Task statement: Keep only the lines where "учреждение" appears.
** BEGIN Dataset entries **
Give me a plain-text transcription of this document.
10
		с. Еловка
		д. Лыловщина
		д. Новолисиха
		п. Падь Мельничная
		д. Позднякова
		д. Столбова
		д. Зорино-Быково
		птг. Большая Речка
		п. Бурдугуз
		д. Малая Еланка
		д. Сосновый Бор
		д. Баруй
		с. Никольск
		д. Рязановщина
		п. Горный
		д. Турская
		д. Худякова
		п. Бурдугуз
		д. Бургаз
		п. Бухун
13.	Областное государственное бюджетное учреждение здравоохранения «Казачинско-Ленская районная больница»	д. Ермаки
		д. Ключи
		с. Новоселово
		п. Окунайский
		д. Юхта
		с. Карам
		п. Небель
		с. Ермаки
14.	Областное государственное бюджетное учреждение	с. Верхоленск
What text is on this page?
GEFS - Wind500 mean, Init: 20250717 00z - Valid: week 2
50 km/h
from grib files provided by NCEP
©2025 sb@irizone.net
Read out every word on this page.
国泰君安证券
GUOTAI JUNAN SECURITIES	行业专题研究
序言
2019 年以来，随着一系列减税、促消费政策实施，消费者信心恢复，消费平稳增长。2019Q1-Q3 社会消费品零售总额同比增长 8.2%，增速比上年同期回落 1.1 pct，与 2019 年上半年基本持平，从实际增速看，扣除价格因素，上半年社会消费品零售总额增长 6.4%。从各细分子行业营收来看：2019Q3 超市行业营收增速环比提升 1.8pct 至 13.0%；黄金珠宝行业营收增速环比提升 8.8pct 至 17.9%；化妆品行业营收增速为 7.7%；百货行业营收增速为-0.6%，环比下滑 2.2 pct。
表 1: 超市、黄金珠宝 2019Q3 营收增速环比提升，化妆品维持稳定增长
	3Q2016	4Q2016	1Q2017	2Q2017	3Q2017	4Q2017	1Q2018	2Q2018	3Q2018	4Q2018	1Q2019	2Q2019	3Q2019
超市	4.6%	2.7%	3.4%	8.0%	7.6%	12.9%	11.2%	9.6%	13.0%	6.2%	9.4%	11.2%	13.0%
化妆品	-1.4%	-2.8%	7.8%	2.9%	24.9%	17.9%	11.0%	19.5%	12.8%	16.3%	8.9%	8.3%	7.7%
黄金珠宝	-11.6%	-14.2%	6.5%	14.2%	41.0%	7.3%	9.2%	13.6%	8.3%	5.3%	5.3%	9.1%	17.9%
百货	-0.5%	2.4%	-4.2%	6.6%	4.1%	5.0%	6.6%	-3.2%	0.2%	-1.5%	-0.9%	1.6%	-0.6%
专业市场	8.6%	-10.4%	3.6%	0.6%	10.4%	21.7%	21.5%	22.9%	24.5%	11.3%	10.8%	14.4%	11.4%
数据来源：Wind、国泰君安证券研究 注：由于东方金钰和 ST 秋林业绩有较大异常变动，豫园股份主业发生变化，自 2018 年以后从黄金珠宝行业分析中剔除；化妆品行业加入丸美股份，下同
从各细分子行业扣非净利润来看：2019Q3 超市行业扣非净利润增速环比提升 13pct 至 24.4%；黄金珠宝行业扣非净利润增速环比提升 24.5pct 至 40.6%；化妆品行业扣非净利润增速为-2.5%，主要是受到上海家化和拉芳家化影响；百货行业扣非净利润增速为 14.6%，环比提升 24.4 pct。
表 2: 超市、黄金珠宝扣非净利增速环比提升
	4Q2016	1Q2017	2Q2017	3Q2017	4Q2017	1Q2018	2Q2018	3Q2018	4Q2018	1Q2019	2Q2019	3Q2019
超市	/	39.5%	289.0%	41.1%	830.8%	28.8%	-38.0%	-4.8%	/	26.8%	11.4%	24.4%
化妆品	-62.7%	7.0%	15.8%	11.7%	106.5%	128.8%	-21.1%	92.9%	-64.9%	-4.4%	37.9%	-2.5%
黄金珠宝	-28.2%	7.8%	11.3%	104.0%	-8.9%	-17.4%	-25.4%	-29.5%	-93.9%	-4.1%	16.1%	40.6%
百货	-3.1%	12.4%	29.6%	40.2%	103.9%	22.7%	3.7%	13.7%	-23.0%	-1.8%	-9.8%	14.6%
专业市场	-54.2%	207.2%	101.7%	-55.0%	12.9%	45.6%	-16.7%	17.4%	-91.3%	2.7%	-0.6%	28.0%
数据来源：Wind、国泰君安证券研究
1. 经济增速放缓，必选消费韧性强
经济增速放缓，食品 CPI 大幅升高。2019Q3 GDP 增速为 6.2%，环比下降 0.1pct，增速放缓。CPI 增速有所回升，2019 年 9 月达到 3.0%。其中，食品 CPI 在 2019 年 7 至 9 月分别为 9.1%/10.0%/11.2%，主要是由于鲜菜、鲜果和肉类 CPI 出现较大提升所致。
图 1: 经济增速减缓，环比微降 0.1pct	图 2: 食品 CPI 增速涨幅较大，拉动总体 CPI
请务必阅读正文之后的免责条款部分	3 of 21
** END Dataset entries **
Result:
13.	Областное государственное бюджетное учреждение здравоохранения «Казачинско-Ленская районная больница»	д. Ермаки
14.	Областное государственное бюджетное учреждение	с. Верхоленск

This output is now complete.